▸ Problem 1
Set out the lines of the records below as a numbered list, from the line containing "legend-mo-label: Mo bbox=[872, 350, 964, 423]" down to the line containing "legend-re-marker bbox=[761, 465, 795, 496]", with blank lines omitted.

▸ Page extract
★ ★ ★ ★ ★
Three hundred ninth in a series on West Kootenay/Boundary place names

Chinook jargon is a pidgin trade language used in BC, Washington, Oregon, and Alaska during the 19th century. It borrowed vocabulary from the Chinook language but also from English, French, and several other First Nations languages. Some of its words are still commonly used today, such as skookum, hooch, tyee, and potlatch.

In West Kootenay, several Chinook place names are still in use – for communities, mountains, creeks, lakes, and a shopping mall.

Three of these are associated with John C. Bell, mayor of Nelson in 1925 and a partner with A.G. Lambert in several local sawmills. We don’t know if he was actually responsible for choosing the names — he didn’t take credit for them, and nothing in his background suggests a knowledge of or fondness for Chinook jargon — but in each case, the names didn’t exist before he ambled along.

Bell pre-empted land at Sitkum Creek on April 29, 1895. Sitkum (also spelled Sitcum on early maps) means middle or half, and might reflect the creek’s position as approximately halfway along Kootenay Lake’s North Shore between Nelson and Balfour.

(Another Sitkum Creek exists on the upper Shuswap River. Sitkum Lake is at the head of Sitkum Creek just south of Monashee Provincial Park. There’s also a Sitkum Plateau south of the park.)
★ ★ ★ ★ ★
▸ Task inputs

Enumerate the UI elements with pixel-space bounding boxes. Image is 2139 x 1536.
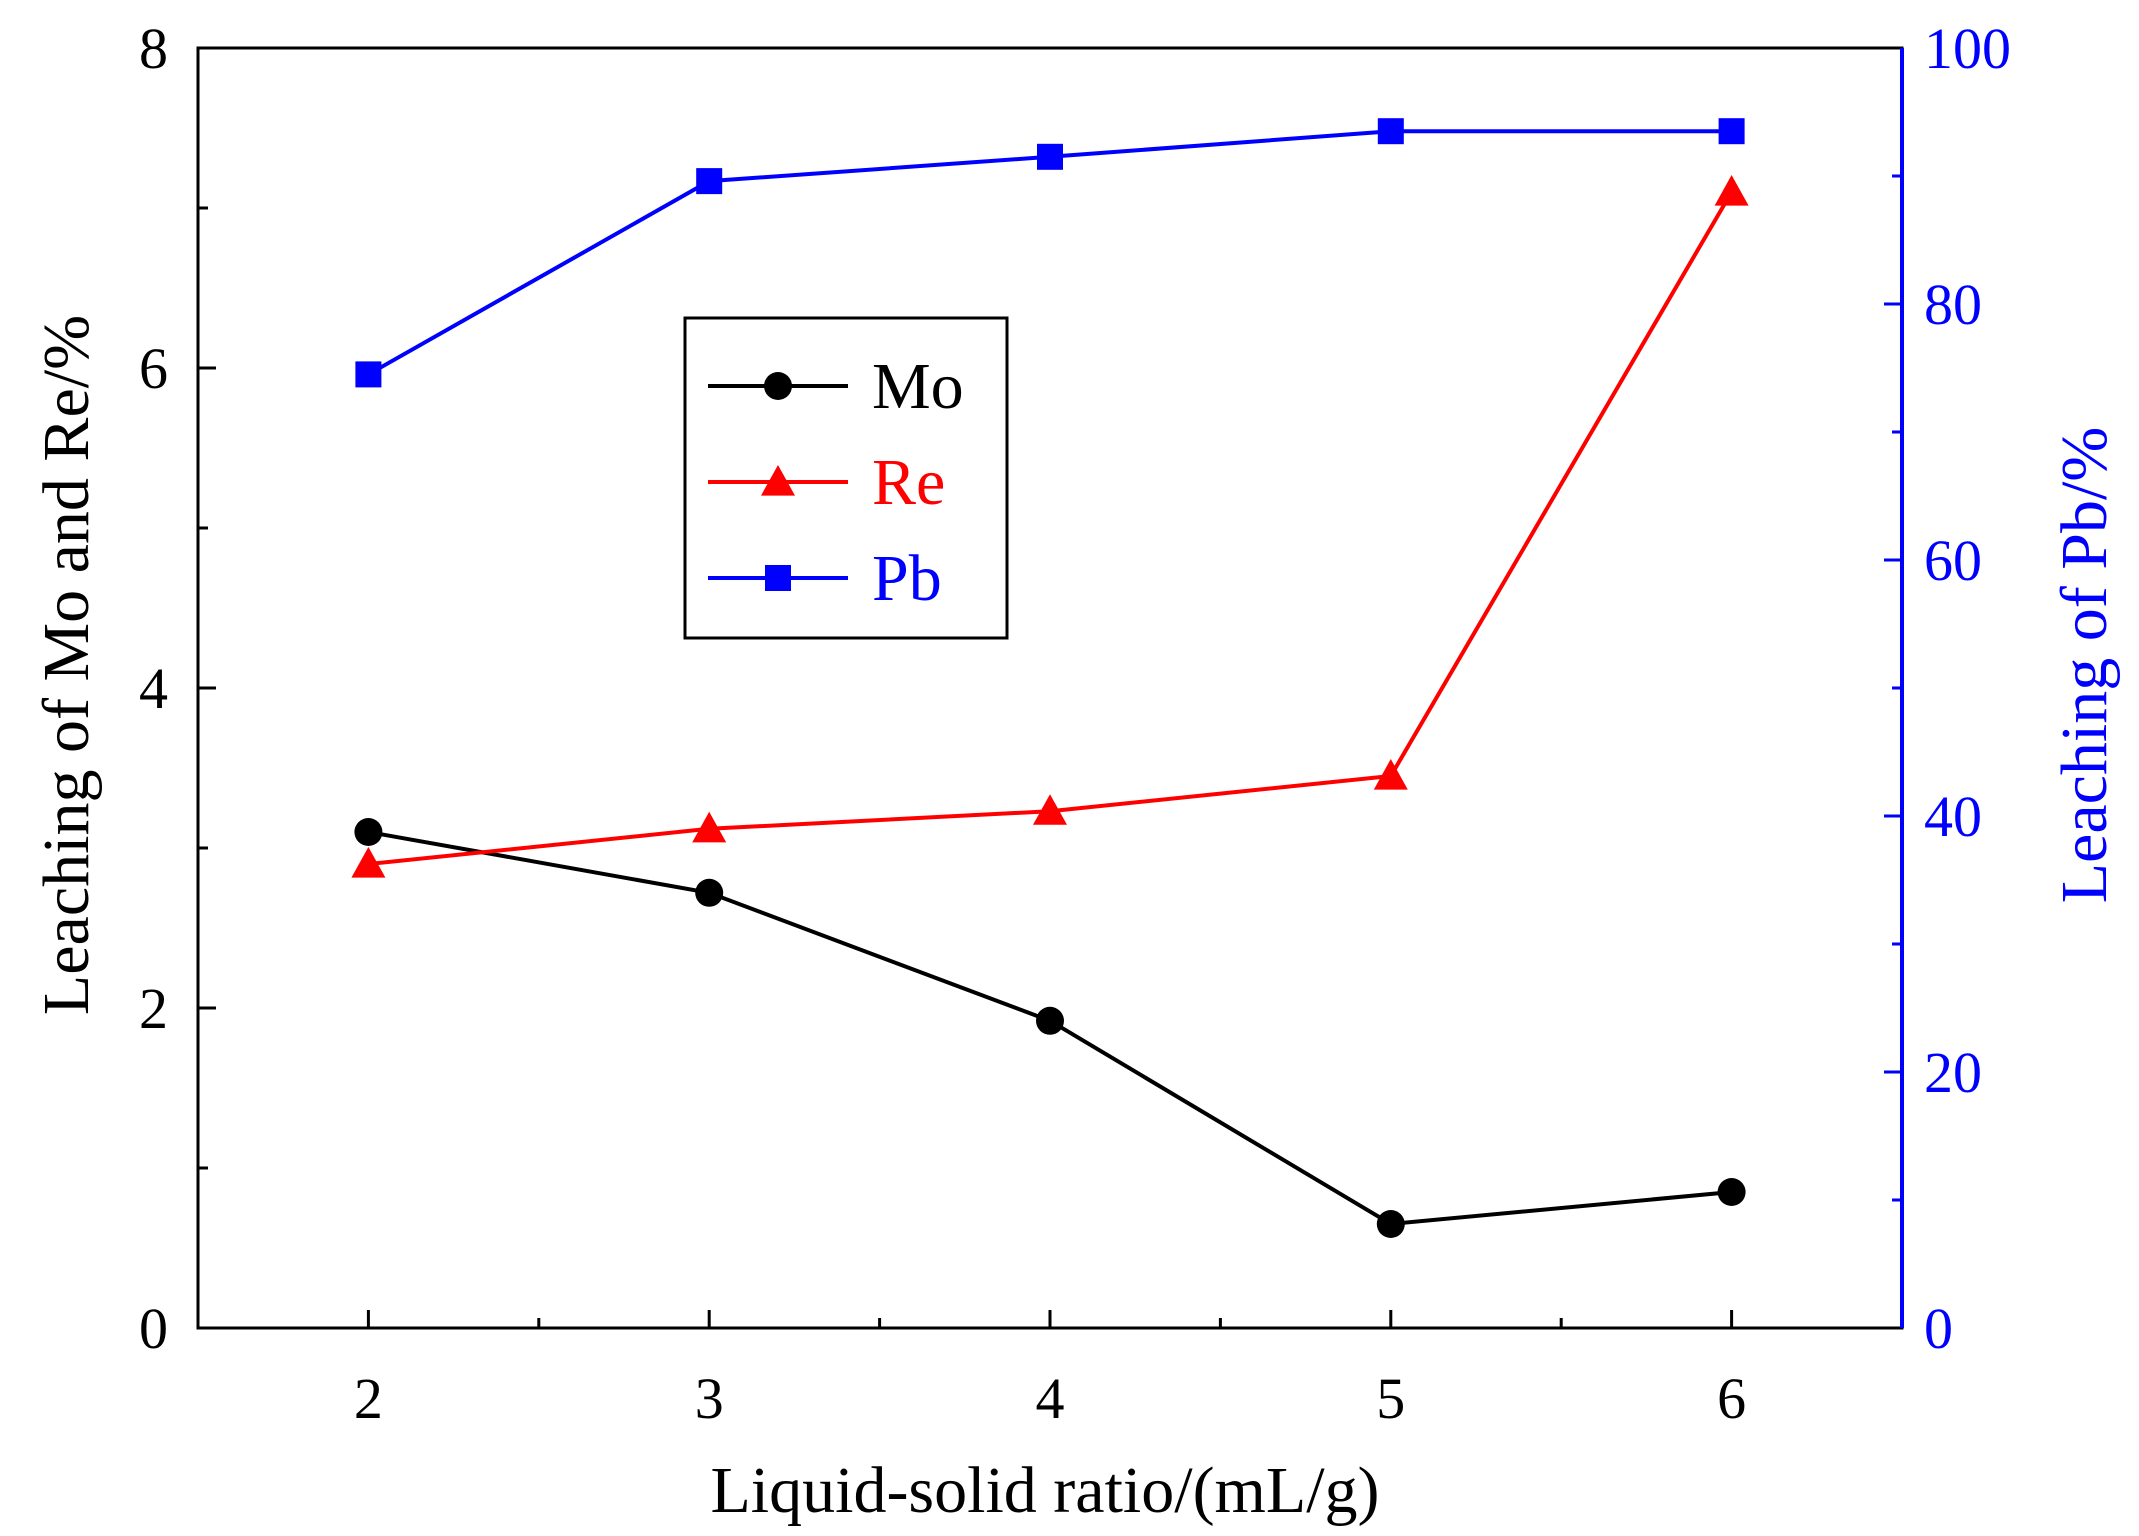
legend-mo-label: Mo bbox=[872, 350, 964, 423]
legend-mo-marker bbox=[764, 372, 792, 400]
x-tick-label: 2 bbox=[354, 1366, 383, 1431]
series-layer bbox=[351, 118, 1749, 1238]
right-y-tick-label: 0 bbox=[1924, 1296, 1953, 1361]
pb-point bbox=[1718, 118, 1745, 145]
legend-re-marker bbox=[761, 465, 795, 496]
legend-box bbox=[683, 316, 1009, 640]
legend-re-label: Re bbox=[872, 446, 945, 519]
re-point bbox=[1033, 794, 1067, 825]
x-axis-title: Liquid-solid ratio/(mL/g) bbox=[710, 1454, 1379, 1527]
mo-point bbox=[1036, 1006, 1064, 1035]
mo-point bbox=[695, 878, 724, 907]
mo-point bbox=[1376, 1210, 1405, 1238]
right-y-tick-label: 80 bbox=[1924, 272, 1982, 337]
re-point bbox=[1373, 759, 1408, 790]
legend-pb-marker bbox=[765, 565, 791, 591]
right-y-tick-label: 60 bbox=[1924, 528, 1982, 593]
mo-point bbox=[354, 818, 383, 846]
x-tick-label: 4 bbox=[1036, 1366, 1065, 1431]
mo-point bbox=[1717, 1178, 1746, 1206]
pb-point bbox=[696, 168, 723, 195]
pb-point bbox=[355, 361, 382, 388]
x-tick-label: 6 bbox=[1717, 1366, 1746, 1431]
x-tick-label: 3 bbox=[695, 1366, 724, 1431]
re-point bbox=[692, 811, 727, 843]
right-y-axis-title: Leaching of Pb/% bbox=[2048, 427, 2121, 904]
re-point bbox=[351, 847, 386, 878]
legend: Mo Re Pb bbox=[683, 316, 1009, 640]
x-tick-label: 5 bbox=[1376, 1366, 1405, 1431]
re-point bbox=[1714, 175, 1749, 206]
left-y-axis-title: Leaching of Mo and Re/% bbox=[30, 315, 103, 1015]
left-y-tick-label: 0 bbox=[139, 1296, 168, 1361]
left-y-tick-label: 2 bbox=[139, 976, 168, 1041]
pb-point bbox=[1377, 118, 1404, 145]
left-y-tick-label: 4 bbox=[139, 656, 168, 721]
left-y-tick-label: 8 bbox=[139, 16, 168, 81]
left-y-tick-label: 6 bbox=[139, 336, 168, 401]
right-y-tick-label: 100 bbox=[1924, 16, 2011, 81]
pb-point bbox=[1037, 143, 1063, 170]
right-y-tick-label: 20 bbox=[1924, 1040, 1982, 1105]
right-y-tick-label: 40 bbox=[1924, 784, 1982, 849]
legend-pb-label: Pb bbox=[872, 542, 942, 615]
★ ★ ★ ★ ★
▸ Problem 2
Carry on the piece about Chinook place names in West Kootenay, starting right after its last sentence.

▸ Final answer 1
1. legend-mo-label: Mo bbox=[872, 350, 964, 423]
2. legend-mo-marker bbox=[764, 372, 792, 400]
3. x-tick-label: 2 bbox=[354, 1366, 383, 1431]
4. series-layer bbox=[351, 118, 1749, 1238]
5. right-y-tick-label: 0 bbox=[1924, 1296, 1953, 1361]
6. pb-point bbox=[1718, 118, 1745, 145]
7. legend-re-marker bbox=[761, 465, 795, 496]

▸ Final answer 2
Bell and Lambert built a sawmill south of Winlaw in 1905 at a spot then known as Watson Siding. The following year, the CPR changed the siding’s name to Lebahdo, the Chinook word for shingle, which we can guess was one of the mill’s products.

(Although Lebahdo has the same pronunciation as the Doukhboor surname Lebedow, Lebahdo was already on the map before the Doukhobor migration to BC.)

In 1907, Lambert and Bell moved their operation to Sproule Creek, west of Nelson. The area, also called Williams Siding, became better known as Taghum, the Chinook word for six. However, six what has long been a mystery. Six miles from Nelson? Or six miles to the Kootenay River falls?

A mining claim called the Taghum, recorded for M.C. Monaghan, was described in the Nelson Daily Canadian of June 26, 1906 as “nine miles west of Nelson, about two miles north of Kootenay River.” But as a place name, Taghum doesn’t show up until June 1908.

• In 1947, Ken and Bobbi Chandler built the Tillicum Inn at Balfour. Tillicum has many meanings, all positive: friends, relations, tribe, nation, common people. The resort’s coffee shop was designed to look like a longhouse and its entrance was flanked by totem poles.

The Tillicum was later amalgamated with the neighbouring Rainbow Resort and is today the site of the Dock and Duck pub. You’ll also find Tillicum Mountain northeast of Burton and Tillicum Creek, which flows into the Pend d’Oreille River near Remac.

• In 1914, Nelson threw a giant week-long carnival that was the city’s equivalent of a World’s Fair.

A contest was held to choose the festival’s name. Kootenay Karnival and Carnagatta were considered but fortunately rejected in favor of Chahko Mika, which is the Chinook term for “you come,” or “come you.”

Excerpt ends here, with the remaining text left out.